(Chart and figure data)
--
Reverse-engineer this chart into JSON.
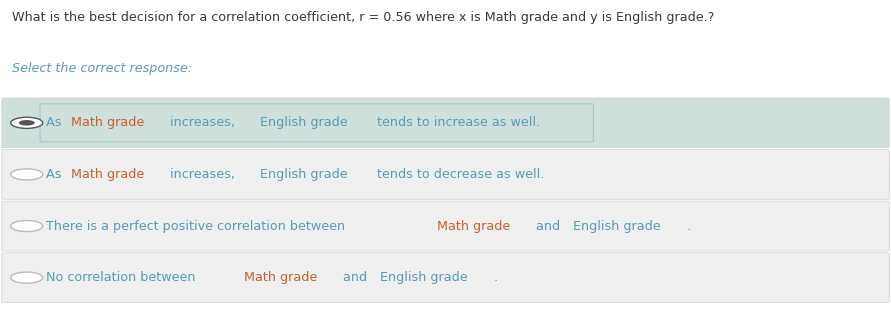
{
  "question": "What is the best decision for a correlation coefficient, r = 0.56 where x is Math grade and y is English grade.?",
  "select_text": "Select the correct response:",
  "options": [
    "As Math grade increases, English grade tends to increase as well.",
    "As Math grade increases, English grade tends to decrease as well.",
    "There is a perfect positive correlation between Math grade and English grade.",
    "No correlation between Math grade and English grade."
  ],
  "correct_index": 0,
  "question_color": "#3a3a3a",
  "select_color": "#5b9ab5",
  "text_color_normal": "#5b9ab5",
  "math_color": "#c86030",
  "english_color": "#5b9ab5",
  "option_selected_bg": "#cfe0dc",
  "option_unselected_bg": "#efefef",
  "bg_color": "#ffffff",
  "radio_fill_selected": "#555555",
  "radio_edge_selected": "#555555",
  "radio_edge_unselected": "#bbbbbb",
  "option_border_color": "#d5d5d5",
  "fig_width": 8.91,
  "fig_height": 3.09,
  "dpi": 100,
  "option_segments": [
    [
      [
        "As ",
        "normal"
      ],
      [
        "Math grade",
        "math"
      ],
      [
        " increases, ",
        "normal"
      ],
      [
        "English grade",
        "english"
      ],
      [
        " tends to increase as well.",
        "normal"
      ]
    ],
    [
      [
        "As ",
        "normal"
      ],
      [
        "Math grade",
        "math"
      ],
      [
        " increases, ",
        "normal"
      ],
      [
        "English grade",
        "english"
      ],
      [
        " tends to decrease as well.",
        "normal"
      ]
    ],
    [
      [
        "There is a perfect positive correlation between ",
        "normal"
      ],
      [
        "Math grade",
        "math"
      ],
      [
        " and ",
        "normal"
      ],
      [
        "English grade",
        "english"
      ],
      [
        ".",
        "normal"
      ]
    ],
    [
      [
        "No correlation between ",
        "normal"
      ],
      [
        "Math grade",
        "math"
      ],
      [
        " and ",
        "normal"
      ],
      [
        "English grade",
        "english"
      ],
      [
        ".",
        "normal"
      ]
    ]
  ]
}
--
Repeat each entry exactly. Pictures do not belong in the copy.

_REPLY TO THE TASK_
Reverse-engineer this chart into JSON.
{
  "question": "What is the best decision for a correlation coefficient, r = 0.56 where x is Math grade and y is English grade.?",
  "select_text": "Select the correct response:",
  "options": [
    "As Math grade increases, English grade tends to increase as well.",
    "As Math grade increases, English grade tends to decrease as well.",
    "There is a perfect positive correlation between Math grade and English grade.",
    "No correlation between Math grade and English grade."
  ],
  "correct_index": 0,
  "question_color": "#3a3a3a",
  "select_color": "#5b9ab5",
  "text_color_normal": "#5b9ab5",
  "math_color": "#c86030",
  "english_color": "#5b9ab5",
  "option_selected_bg": "#cfe0dc",
  "option_unselected_bg": "#efefef",
  "bg_color": "#ffffff",
  "radio_fill_selected": "#555555",
  "radio_edge_selected": "#555555",
  "radio_edge_unselected": "#bbbbbb",
  "option_border_color": "#d5d5d5",
  "fig_width": 8.91,
  "fig_height": 3.09,
  "dpi": 100,
  "option_segments": [
    [
      [
        "As ",
        "normal"
      ],
      [
        "Math grade",
        "math"
      ],
      [
        " increases, ",
        "normal"
      ],
      [
        "English grade",
        "english"
      ],
      [
        " tends to increase as well.",
        "normal"
      ]
    ],
    [
      [
        "As ",
        "normal"
      ],
      [
        "Math grade",
        "math"
      ],
      [
        " increases, ",
        "normal"
      ],
      [
        "English grade",
        "english"
      ],
      [
        " tends to decrease as well.",
        "normal"
      ]
    ],
    [
      [
        "There is a perfect positive correlation between ",
        "normal"
      ],
      [
        "Math grade",
        "math"
      ],
      [
        " and ",
        "normal"
      ],
      [
        "English grade",
        "english"
      ],
      [
        ".",
        "normal"
      ]
    ],
    [
      [
        "No correlation between ",
        "normal"
      ],
      [
        "Math grade",
        "math"
      ],
      [
        " and ",
        "normal"
      ],
      [
        "English grade",
        "english"
      ],
      [
        ".",
        "normal"
      ]
    ]
  ]
}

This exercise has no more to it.